-- OBJECTIVE --
Go through the material below and copy each line where the word "Contains" appears.

- - - - - - -

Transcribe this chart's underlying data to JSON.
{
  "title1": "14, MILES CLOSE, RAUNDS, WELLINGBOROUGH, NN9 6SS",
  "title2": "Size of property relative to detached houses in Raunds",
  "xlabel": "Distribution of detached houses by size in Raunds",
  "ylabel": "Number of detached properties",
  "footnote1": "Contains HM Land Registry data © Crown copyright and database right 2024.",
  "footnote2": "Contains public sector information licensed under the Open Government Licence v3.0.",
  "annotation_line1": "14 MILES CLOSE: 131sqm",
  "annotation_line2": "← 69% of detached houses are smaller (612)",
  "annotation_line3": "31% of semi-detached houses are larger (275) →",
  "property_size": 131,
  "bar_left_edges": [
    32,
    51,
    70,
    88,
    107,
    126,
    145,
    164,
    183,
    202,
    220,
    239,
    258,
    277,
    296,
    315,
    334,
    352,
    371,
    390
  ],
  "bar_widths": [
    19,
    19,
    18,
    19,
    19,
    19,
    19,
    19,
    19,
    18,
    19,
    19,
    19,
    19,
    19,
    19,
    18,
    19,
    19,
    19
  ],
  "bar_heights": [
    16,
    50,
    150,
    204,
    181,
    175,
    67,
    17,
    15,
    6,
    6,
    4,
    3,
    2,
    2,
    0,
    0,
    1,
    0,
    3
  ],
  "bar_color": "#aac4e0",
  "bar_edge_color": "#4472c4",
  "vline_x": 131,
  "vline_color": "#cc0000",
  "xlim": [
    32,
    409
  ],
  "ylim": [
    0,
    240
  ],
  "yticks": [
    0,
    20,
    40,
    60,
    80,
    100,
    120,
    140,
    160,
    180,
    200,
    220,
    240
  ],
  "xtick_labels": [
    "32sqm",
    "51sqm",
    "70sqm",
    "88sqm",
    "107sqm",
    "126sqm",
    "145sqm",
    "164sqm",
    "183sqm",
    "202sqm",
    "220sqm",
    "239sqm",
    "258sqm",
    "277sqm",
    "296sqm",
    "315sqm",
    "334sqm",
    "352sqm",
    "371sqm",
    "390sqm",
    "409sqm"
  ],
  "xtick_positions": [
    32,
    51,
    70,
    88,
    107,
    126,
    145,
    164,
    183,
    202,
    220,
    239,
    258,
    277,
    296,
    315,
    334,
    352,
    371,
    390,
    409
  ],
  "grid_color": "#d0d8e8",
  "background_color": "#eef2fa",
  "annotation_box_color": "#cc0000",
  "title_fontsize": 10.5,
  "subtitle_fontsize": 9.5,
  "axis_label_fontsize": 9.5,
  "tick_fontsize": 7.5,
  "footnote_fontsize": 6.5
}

- - - - - - -

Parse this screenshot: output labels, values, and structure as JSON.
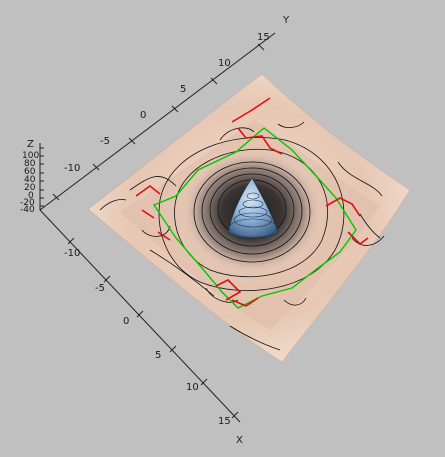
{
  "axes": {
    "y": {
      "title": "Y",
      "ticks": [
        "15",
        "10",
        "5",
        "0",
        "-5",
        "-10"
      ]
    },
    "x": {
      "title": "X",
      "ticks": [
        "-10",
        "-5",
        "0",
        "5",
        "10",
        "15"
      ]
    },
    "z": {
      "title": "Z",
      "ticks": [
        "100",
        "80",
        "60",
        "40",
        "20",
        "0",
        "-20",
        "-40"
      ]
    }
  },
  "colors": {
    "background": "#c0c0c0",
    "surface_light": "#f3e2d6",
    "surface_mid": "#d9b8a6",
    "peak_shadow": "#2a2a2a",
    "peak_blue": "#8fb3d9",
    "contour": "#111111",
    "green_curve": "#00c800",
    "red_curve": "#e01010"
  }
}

- - - - - - -

-- IN RESPONSE --
  "footnote1": "Contains HM Land Registry data © Crown copyright and database right 2024.",
  "footnote2": "Contains public sector information licensed under the Open Government Licence v3.0.",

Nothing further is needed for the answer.